§ **EXTRACTED INFORMATION**
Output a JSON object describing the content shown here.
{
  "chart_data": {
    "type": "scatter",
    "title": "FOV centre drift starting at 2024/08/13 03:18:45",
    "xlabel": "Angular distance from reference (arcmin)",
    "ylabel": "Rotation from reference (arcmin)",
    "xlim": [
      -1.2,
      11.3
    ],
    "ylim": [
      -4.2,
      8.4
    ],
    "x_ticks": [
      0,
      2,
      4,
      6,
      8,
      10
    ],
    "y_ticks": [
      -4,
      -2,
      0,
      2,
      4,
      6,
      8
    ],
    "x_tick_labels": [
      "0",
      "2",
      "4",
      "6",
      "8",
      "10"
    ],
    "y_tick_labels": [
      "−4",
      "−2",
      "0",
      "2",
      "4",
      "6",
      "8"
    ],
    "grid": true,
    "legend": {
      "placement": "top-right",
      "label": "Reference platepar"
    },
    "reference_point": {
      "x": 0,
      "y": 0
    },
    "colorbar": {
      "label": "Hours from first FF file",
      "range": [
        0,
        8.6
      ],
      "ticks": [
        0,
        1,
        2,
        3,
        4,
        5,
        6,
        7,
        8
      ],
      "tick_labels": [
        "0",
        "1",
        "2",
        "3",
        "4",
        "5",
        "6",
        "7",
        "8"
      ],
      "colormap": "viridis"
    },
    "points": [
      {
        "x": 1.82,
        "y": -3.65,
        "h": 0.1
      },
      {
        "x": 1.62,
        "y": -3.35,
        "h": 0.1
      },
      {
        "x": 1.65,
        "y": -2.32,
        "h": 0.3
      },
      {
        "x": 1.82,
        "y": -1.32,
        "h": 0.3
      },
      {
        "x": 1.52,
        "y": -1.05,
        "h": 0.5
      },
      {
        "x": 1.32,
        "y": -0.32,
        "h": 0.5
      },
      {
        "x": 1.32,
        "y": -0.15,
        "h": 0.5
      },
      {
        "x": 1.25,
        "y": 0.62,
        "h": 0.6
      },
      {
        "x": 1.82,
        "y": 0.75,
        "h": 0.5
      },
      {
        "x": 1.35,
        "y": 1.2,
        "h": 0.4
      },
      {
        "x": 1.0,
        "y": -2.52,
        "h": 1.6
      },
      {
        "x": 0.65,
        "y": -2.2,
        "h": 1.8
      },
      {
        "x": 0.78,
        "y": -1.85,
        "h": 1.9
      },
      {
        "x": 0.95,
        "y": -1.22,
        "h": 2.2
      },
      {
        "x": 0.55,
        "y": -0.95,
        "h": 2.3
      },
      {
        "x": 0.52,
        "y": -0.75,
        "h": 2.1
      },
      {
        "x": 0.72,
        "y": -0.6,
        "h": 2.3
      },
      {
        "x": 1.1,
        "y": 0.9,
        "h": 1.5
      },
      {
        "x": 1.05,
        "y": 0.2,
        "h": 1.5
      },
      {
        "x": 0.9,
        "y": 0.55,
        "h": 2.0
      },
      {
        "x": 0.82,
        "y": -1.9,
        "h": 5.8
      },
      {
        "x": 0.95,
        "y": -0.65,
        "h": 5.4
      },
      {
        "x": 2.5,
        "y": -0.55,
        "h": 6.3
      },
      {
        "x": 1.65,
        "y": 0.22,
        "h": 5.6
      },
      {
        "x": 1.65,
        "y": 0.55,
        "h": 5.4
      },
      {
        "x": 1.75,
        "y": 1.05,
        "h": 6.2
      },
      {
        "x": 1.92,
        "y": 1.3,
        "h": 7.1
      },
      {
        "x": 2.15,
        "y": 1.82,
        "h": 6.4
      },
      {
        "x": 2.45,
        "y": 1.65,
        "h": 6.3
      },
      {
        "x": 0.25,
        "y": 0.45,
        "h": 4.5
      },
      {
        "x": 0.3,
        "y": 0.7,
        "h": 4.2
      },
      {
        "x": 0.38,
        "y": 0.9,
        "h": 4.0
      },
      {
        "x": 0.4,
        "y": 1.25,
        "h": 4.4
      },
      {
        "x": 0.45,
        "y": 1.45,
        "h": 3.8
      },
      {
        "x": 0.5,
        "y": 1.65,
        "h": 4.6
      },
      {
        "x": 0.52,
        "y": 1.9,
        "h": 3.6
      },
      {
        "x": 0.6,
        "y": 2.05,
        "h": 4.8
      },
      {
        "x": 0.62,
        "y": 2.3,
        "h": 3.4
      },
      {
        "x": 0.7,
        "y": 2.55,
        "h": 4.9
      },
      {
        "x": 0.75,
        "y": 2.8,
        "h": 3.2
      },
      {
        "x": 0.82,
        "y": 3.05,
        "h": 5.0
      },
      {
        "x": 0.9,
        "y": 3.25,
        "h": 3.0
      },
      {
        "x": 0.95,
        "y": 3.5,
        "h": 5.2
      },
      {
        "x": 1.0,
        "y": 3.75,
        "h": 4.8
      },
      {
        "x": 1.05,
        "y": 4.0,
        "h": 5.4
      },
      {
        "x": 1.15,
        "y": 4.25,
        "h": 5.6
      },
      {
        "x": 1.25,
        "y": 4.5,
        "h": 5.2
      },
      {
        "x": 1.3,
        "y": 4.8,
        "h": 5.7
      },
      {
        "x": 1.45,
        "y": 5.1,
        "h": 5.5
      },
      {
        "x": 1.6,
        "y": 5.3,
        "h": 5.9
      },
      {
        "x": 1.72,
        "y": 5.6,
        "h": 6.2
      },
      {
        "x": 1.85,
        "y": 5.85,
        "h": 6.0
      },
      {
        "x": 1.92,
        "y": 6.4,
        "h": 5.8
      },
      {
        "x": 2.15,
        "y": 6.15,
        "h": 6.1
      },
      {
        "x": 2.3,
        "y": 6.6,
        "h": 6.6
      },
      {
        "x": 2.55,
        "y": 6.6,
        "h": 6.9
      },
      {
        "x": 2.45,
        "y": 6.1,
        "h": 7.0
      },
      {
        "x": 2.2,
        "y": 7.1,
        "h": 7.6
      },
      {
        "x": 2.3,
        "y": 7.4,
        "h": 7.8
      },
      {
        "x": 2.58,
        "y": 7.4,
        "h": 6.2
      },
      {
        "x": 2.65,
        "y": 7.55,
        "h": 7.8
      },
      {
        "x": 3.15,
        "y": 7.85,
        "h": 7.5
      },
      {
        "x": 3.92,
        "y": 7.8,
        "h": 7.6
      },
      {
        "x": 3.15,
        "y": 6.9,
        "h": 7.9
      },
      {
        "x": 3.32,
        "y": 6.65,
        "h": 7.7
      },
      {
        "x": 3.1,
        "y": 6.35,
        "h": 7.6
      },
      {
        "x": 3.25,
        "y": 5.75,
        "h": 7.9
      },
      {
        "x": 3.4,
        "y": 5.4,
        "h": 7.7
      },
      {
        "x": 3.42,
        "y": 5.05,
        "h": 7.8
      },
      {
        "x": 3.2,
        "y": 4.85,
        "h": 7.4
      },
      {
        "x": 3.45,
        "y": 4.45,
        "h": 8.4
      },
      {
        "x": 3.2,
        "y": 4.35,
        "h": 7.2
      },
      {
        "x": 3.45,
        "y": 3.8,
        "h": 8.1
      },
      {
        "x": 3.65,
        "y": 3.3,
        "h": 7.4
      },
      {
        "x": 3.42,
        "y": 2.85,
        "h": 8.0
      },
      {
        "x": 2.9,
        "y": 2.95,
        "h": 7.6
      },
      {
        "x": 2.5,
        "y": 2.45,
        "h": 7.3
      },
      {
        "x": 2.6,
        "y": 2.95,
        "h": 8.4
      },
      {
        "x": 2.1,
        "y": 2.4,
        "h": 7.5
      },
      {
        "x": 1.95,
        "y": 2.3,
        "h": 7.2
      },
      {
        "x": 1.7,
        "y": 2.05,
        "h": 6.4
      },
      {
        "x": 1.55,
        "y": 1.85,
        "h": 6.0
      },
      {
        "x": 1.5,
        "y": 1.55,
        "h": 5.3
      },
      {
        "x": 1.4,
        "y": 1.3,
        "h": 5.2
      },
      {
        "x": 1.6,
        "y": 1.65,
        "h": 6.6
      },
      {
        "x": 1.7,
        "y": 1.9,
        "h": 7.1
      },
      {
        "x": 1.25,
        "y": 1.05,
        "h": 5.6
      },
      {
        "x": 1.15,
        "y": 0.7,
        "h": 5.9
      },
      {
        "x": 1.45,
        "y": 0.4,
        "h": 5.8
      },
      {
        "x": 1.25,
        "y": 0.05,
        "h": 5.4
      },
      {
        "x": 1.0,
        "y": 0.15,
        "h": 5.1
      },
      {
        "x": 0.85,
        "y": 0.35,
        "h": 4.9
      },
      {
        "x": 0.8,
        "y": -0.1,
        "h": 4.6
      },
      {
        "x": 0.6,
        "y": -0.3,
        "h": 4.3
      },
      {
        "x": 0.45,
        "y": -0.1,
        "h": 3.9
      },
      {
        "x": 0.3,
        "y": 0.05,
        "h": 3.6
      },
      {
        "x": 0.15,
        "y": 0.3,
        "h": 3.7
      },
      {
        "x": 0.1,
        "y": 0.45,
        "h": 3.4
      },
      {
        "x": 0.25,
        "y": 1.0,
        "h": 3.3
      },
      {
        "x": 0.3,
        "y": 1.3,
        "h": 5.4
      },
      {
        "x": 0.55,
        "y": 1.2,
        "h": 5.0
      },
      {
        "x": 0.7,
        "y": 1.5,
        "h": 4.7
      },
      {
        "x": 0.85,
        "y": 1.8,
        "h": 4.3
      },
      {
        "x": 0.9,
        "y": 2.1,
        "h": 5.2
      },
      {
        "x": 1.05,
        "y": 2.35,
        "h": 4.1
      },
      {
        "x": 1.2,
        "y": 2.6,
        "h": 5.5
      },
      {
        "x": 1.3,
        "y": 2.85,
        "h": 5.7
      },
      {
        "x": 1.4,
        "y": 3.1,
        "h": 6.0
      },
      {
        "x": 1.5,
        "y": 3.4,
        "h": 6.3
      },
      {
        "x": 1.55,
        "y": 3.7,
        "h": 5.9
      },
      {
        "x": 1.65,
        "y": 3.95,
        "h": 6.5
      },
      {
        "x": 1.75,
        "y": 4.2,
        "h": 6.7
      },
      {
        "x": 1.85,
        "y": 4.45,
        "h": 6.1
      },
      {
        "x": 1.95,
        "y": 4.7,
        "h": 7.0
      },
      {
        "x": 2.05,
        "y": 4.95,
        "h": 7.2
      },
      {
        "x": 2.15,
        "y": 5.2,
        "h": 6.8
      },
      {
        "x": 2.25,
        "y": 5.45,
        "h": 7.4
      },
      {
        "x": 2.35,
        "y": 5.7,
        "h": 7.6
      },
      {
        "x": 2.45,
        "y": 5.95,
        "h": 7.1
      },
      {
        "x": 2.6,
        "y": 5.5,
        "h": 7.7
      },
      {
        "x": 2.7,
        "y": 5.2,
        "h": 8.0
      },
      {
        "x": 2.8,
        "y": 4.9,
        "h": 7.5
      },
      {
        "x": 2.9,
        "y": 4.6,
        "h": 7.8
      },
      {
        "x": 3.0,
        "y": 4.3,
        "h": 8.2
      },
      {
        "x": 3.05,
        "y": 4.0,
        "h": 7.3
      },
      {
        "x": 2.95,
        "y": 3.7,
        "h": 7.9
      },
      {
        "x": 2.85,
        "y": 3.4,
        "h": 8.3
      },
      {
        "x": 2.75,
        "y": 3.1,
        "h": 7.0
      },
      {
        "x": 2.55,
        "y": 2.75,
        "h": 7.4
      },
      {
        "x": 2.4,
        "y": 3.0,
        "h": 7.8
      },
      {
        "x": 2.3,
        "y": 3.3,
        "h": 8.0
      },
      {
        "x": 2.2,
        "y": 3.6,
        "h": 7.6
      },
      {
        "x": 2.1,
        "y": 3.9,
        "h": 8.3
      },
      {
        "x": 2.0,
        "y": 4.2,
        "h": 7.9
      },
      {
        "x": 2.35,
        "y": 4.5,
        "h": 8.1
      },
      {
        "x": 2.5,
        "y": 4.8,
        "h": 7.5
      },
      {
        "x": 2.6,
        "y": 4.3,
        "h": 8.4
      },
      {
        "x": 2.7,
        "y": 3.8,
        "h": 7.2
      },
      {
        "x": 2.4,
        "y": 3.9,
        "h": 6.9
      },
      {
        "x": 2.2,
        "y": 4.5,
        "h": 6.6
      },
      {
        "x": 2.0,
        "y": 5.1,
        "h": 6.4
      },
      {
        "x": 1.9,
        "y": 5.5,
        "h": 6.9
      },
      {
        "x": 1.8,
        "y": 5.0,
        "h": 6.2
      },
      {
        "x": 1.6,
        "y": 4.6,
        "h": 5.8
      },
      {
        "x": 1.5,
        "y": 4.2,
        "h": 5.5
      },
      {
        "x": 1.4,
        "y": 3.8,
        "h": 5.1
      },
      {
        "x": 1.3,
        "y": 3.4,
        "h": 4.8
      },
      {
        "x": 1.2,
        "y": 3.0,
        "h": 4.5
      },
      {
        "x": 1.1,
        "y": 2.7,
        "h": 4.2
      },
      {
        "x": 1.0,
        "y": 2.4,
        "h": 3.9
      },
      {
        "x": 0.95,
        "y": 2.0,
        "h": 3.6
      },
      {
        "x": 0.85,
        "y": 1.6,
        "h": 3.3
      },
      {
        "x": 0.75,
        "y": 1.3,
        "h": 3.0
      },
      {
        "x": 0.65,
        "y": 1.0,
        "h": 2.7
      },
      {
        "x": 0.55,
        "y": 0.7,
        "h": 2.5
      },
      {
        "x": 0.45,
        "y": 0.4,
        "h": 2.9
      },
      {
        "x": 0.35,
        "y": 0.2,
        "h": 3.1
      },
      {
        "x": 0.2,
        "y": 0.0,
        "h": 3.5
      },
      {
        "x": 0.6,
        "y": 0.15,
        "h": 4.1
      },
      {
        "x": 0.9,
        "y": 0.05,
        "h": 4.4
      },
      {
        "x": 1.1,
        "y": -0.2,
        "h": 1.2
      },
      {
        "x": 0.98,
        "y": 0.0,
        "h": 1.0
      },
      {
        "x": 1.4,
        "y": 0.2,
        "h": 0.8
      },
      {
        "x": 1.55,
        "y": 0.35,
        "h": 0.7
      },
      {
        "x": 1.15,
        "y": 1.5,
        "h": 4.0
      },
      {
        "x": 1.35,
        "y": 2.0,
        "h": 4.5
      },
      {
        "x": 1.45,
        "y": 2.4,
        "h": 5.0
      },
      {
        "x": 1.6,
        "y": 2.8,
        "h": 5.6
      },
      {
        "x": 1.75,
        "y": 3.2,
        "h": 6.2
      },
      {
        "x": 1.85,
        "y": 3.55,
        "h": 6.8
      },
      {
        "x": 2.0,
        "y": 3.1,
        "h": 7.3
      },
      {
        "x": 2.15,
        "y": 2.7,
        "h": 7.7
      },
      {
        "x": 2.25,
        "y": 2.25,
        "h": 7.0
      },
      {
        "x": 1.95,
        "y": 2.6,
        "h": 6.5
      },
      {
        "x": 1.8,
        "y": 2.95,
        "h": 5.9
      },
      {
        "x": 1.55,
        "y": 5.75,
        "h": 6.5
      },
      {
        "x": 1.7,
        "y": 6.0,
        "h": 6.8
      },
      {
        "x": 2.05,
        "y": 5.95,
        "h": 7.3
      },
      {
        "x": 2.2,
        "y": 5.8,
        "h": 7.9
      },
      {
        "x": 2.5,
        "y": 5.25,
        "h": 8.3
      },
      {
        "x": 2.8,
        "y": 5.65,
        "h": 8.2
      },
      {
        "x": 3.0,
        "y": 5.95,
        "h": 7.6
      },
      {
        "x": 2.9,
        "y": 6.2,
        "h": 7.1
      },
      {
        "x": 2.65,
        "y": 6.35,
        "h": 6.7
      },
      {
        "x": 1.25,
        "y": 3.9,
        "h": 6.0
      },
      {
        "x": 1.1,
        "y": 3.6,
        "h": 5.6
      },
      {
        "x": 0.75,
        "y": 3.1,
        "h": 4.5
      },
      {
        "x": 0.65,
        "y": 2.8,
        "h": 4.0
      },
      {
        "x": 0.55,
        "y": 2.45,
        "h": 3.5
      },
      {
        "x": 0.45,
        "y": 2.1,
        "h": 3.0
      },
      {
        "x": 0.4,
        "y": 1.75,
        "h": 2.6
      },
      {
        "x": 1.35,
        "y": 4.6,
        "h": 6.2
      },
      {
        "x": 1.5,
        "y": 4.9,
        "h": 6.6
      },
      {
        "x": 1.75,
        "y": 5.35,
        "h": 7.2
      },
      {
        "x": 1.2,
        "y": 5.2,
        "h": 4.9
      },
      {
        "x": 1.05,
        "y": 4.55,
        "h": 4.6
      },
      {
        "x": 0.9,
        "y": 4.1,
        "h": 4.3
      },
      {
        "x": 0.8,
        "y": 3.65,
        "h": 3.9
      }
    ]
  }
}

§ **YOUR TASK**
Exactly how many lines of the material contain the word "from"? Write the number alone.

§ **EXERCISE RESULT**
3